読む抜粋.
1997年の合同協力委員会は、同年7月にASEANに加盟したミャンマーの取り扱いで意見の相違が生じ、1999年5月まで延期された。この会合では、政治および安全保障、経済、開発、環境、エネルギーの分野での協力関係を作る「作業計画」が採択された。
元来、ASEANが軍事同盟の東南アジア条約機構(SEATO)を補強する役割を担っていたように、加盟諸国とアメリカは強い関係を保っていた。1975年のベトナム戦争終結により1977年にSEATOが解散しても両者の協力関係は変わらず、ASEANは資本主義諸国を束ねる国際政治システムの事実上の一部として機能していた。冷戦の終了によりASEANから反共政治同盟の色彩が薄まり、ベトナムが加盟[注釈 10]してもアメリカはASEAN諸国との友好関係を維持し[注釈 11]、現在でもASEAN諸国(東南アジア)はアメリカにとって重要な市場かつ原料供給地である。また、中国による南沙諸島(スプラトリー諸島)支配などの南シナ海進出に対しては、これに反発し警戒するASEAN諸国の立場をアメリカが支持している。
しかし、マレーシアのマハティール・ビン・モハマド政権が「ルックイースト政策」でアメリカではなく日本を経済発展のモデルとし[注釈 12]、国民車構想で自動車産業の自立を進めるなど、経済面ではASEANとアメリカとの間にさざ波が立つことがある。アジア全体の経済や国際世論をリードしようとするASEANの狙いは1996年にASEM開催として結実したが、自国抜きで多国間協調が深化する構図に対してアメリカは警戒感を隠さず、東アジア共同体提唱に対するアメリカの反発などにつながっている。
2020年にシンガポールのシンクタンクであるISEASユソフ・イサーク研究所がASEAN諸国の政府高官、学者、専門家など1,300人を対象に実施した調査によると、ASEAN諸国で一番政治力を持つのはアメリカと回答した人は2019年の31%から2020年には27%に減少し、全体の約75%は、オバマ政権に比べトランプ政権でASEAN諸国への関与が低下したとの見解を示した[99]。

作業内容.
1. ASEANについての抜粋のうち、「しかし、マレーシアのマハティ」から下へ「の反発などにつながっている。」までの部分を、一字も変えずに出力してください。
2. ASEANについての抜粋から、次の問いに答えてください。
(a) 1997年の合同協力委員会は、何年何月まで延期されましたか。
(b) SEATOが解散したのは何年ですか。
(c) 2020年のISEASユソフ・イサーク研究所の調査は、何人を対象に実施されましたか。

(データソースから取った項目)
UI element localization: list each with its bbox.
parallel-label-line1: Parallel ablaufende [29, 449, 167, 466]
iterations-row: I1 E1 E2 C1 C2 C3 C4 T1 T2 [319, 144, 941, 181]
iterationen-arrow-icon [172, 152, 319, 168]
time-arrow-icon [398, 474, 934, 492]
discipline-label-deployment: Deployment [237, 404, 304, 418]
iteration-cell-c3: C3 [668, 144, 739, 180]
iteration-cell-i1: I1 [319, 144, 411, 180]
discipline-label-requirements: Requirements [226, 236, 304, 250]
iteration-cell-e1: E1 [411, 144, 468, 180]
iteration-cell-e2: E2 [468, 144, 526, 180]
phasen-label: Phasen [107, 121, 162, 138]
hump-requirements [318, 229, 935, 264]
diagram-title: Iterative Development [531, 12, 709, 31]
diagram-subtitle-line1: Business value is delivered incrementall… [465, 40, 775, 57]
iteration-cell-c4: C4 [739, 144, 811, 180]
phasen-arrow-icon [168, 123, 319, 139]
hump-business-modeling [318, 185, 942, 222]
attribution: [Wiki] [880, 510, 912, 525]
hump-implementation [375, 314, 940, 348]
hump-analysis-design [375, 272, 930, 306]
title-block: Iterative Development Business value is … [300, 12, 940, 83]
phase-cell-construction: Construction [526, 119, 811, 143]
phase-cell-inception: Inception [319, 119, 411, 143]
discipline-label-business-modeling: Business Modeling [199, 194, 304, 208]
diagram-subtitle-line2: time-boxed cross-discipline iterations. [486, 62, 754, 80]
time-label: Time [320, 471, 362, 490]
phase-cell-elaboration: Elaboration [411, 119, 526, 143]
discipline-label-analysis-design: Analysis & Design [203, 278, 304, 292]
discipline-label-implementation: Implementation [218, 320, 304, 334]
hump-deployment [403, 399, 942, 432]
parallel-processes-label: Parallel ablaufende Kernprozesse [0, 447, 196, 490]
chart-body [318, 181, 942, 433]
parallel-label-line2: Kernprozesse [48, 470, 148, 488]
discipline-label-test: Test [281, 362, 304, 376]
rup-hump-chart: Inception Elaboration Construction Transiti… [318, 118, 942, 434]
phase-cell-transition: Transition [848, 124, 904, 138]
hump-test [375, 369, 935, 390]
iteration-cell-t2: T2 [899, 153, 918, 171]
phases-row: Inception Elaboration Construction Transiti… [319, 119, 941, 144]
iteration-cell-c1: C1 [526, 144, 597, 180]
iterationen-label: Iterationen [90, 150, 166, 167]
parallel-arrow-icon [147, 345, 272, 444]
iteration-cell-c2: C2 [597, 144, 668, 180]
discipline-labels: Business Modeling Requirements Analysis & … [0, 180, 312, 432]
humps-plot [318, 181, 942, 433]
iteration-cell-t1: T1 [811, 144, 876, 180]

解答例.
1.
しかし、マレーシアのマハティール・ビン・モハマド政権が「ルックイースト政策」でアメリカではなく日本を経済発展のモデルとし[注釈 12]、国民車構想で自動車産業の自立を進めるなど、経済面ではASEANとアメリカとの間にさざ波が立つことがある。アジア全体の経済や国際世論をリードしようとするASEANの狙いは1996年にASEM開催として結実したが、自国抜きで多国間協調が深化する構図に対してアメリカは警戒感を隠さず、東アジア共同体提唱に対するアメリカの反発などにつながっている。

2.
(a) 1999年5月
(b) 1977年
(c) 1,300人